Ausgewählter Text:

Von Wolf Stegemann
Nach dem allgemeinen preußischen Landrecht von 1794 bestand seit dieser Zeit in Preußen Schulpflicht für Kinder, die im 5. Lebensjahr standen oder es bereits zurückgelegt hatten. Als die Herrlichkeit Lembeck mit dem Kreis Recklinghausen und Münster 1815 zum Königreich Preußen kam, galt auch in den Herrlichkeitsdörfern die Schulpflicht. In Rhade unterrichtete bis dahin der Ackersmann Köster in einem kleinen Speicher mit Platz für 30 Kinder. 1780 wurde an der Nordseite der Kirche eine neue Schule für 50 Kinder gebaut. Der Fußboden bestand jetzt nicht mehr aus festgetretenem Lehm, sondern aus Brettern. Unterricht erteilte Bauer Quicksterdt. 1836 wurde an diesem Standort eine neue Schule gebaut, die Raum für 120 Kinder bot.
Johannes Tinnefeld zuerst in Rhade, dann Lehrer in Wattenscheid
Die Schulmeister-Ära Tinnefeld begann 1802 und währte über 100 Jahre. Das war damals nicht ungewöhnlich: In Raesfeld begründeten die Spangemachers ihre Schul-Ära. Der erste Träger des Namens, Heinrich Tinnefeld, kam im Zuge der Overbergschen Schulreform im Fürstentum Münster nach Rhade. Er war Absolvent der Normalschule, die unter Leitung von Overberg stand. Heinrich Tinnefeld blieb bis 1835 im Schuldienst. Ihm folgte bis 1877 sein Sohn Albert Tinnefeld, der das Lehrerseminar in Büren absolvierte und 42 Jahre in Rhade unterrichtete. Von 1875 bis 1877 wurde er von dessen Sohn Johann Tinnefeld als Substitut unterstützt, der später Lehrer in Wattenscheid wurde. Nach Johann Tinnefeld wurde dessen Sohn Bernhard Tinnefeld Lehrer, der es 39 Jahre lang bis 1916 blieb.

Vorliegende Daten:
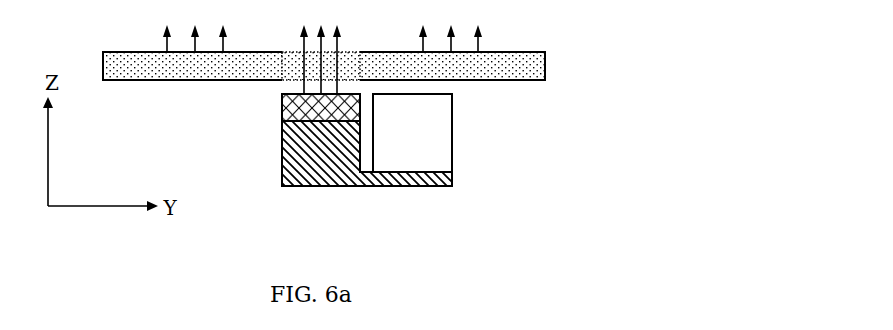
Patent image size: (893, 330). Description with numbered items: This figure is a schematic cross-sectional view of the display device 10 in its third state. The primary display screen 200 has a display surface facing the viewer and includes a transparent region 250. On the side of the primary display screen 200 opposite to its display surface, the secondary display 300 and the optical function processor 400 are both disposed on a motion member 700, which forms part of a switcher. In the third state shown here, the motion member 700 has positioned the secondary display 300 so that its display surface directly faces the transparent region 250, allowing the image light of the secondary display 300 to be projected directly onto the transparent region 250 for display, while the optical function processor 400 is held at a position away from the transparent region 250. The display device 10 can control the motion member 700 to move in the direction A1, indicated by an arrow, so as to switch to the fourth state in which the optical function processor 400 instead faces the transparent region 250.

Arbeitsanweisungen:
**A.** Welche Ausbildung hatte Albert Tinnefeld laut dem ausgewählten Text abgeschlossen?
**B.** Nennen Sie bitte alle Unterrichtsräume in Rhade, die der ausgewählte Text beschreibt, jeweils mit der Zahl der Kinder, für die sie Platz boten.

Lösungen:
**A.** Er hatte das Lehrerseminar in Büren absolviert.

**B.**
- Kleiner Speicher, in dem der Ackersmann Köster unterrichtete: 30 Kinder
- Schule von 1780 an der Nordseite der Kirche: 50 Kinder
- Schule von 1836 am selben Standort: 120 Kinder